▶ To be done
Go through the data below. Pull out every line that has the word "managing".

** START Dataset records **

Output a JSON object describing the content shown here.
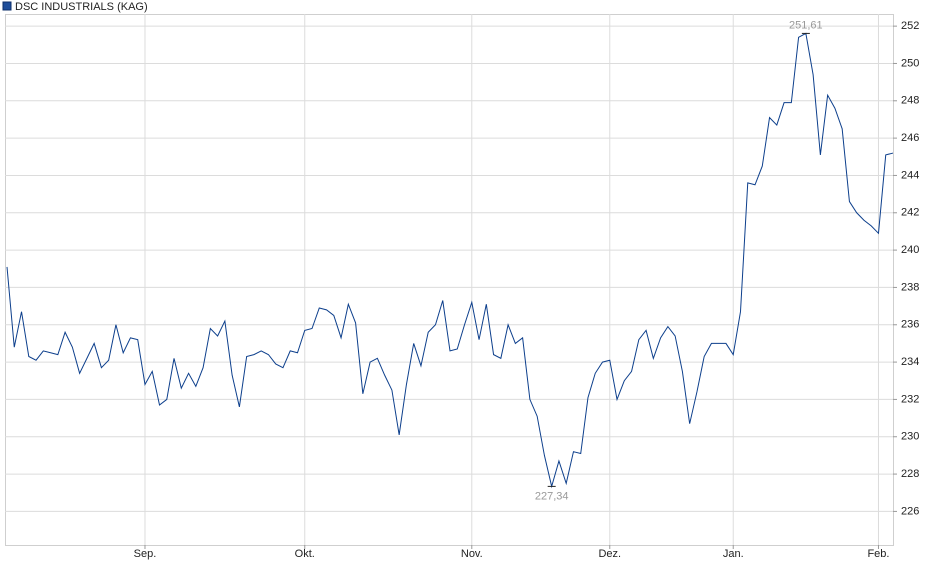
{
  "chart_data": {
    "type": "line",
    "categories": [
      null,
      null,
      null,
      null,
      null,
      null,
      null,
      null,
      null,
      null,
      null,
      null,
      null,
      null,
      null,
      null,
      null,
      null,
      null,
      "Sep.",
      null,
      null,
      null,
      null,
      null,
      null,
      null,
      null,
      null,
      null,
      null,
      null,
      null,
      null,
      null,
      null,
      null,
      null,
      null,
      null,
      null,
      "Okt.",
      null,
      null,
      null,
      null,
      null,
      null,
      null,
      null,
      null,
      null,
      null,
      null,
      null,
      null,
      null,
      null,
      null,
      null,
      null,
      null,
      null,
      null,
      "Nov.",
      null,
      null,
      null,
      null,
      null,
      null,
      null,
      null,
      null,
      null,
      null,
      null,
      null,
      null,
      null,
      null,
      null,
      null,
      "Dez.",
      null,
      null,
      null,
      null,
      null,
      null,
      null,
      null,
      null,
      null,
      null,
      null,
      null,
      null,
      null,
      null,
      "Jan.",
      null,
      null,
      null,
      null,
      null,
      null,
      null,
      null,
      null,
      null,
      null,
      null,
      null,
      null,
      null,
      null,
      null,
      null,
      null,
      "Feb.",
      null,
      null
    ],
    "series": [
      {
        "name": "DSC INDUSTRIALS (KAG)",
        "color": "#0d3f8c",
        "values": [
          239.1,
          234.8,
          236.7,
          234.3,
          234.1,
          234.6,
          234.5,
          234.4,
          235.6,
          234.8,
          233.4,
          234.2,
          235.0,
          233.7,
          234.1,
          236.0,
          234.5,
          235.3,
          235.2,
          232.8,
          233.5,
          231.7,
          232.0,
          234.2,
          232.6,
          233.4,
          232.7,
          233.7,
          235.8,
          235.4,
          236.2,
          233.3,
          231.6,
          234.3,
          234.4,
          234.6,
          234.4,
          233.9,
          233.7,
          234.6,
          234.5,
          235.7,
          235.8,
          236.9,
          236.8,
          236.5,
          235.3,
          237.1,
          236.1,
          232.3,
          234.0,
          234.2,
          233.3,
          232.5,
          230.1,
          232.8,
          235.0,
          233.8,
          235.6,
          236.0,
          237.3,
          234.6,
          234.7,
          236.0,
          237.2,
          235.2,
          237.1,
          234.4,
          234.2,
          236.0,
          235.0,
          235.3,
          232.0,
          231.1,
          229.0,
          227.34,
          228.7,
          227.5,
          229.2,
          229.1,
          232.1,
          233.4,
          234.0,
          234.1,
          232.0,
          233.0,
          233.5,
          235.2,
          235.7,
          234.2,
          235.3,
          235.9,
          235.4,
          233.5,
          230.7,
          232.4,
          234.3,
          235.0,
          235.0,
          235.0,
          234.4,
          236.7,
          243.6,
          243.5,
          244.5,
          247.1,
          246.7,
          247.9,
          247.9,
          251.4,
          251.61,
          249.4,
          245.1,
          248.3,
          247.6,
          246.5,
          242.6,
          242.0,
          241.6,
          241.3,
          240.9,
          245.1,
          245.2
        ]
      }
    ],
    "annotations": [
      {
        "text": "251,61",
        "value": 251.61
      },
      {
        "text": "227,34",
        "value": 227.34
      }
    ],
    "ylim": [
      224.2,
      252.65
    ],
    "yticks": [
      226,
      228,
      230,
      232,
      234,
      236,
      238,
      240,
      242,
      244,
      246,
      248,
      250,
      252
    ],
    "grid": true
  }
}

** END Dataset records **
** START Dataset records **

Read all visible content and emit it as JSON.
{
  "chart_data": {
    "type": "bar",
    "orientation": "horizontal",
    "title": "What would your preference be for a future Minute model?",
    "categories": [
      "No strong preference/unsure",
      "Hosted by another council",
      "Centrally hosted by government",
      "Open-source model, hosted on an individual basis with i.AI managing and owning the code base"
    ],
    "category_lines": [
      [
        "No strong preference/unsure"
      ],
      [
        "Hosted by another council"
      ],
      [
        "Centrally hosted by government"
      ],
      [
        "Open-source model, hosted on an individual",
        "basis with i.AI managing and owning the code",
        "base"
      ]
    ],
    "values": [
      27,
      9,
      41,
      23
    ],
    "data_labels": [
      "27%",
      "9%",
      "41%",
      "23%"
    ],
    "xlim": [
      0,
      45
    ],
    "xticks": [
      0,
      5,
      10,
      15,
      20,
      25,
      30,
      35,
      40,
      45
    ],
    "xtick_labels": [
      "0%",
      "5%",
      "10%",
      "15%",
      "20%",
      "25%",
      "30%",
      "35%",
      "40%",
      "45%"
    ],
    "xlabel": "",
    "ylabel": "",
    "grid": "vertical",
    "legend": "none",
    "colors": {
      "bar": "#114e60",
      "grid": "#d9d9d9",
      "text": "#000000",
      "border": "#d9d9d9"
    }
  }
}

** END Dataset records **
** START Dataset records **

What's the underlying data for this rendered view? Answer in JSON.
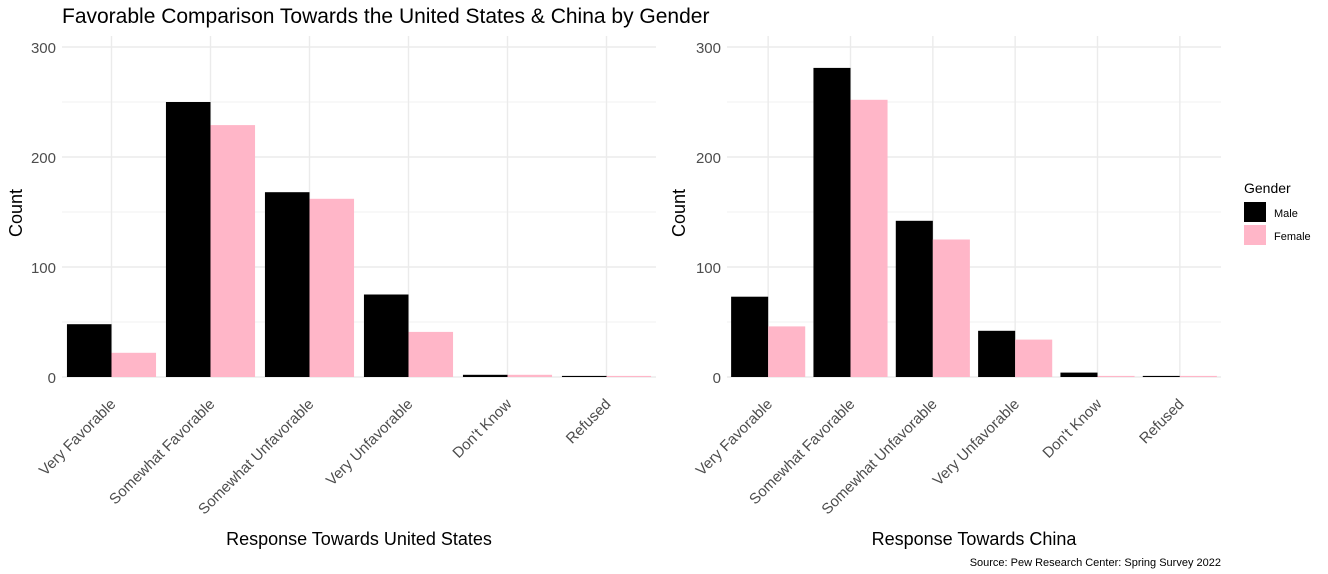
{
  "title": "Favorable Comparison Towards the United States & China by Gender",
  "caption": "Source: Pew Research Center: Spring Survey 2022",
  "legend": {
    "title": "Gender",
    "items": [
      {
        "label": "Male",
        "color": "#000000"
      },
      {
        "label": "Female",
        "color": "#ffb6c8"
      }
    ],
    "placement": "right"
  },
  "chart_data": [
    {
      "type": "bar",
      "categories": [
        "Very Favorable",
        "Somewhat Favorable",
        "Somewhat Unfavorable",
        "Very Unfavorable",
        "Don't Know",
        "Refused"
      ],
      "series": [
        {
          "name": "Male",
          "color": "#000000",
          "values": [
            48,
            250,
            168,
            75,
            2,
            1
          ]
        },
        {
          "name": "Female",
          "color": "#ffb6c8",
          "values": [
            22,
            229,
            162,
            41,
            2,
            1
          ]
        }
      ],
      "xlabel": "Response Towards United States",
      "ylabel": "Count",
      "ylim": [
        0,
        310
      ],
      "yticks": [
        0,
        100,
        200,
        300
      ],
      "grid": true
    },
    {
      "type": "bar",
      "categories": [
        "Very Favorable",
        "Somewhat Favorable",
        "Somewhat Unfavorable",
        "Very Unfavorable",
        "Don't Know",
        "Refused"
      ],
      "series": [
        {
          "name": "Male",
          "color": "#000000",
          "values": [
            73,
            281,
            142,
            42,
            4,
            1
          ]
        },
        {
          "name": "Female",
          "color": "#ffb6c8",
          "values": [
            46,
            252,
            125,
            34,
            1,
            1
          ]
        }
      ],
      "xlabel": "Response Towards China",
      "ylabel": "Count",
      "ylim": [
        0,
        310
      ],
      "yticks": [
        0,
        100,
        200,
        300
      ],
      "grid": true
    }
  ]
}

** END Dataset records **

▶ Worked solution
      "Open-source model, hosted on an individual basis with i.AI managing and owning the code base"
        "basis with i.AI managing and owning the code",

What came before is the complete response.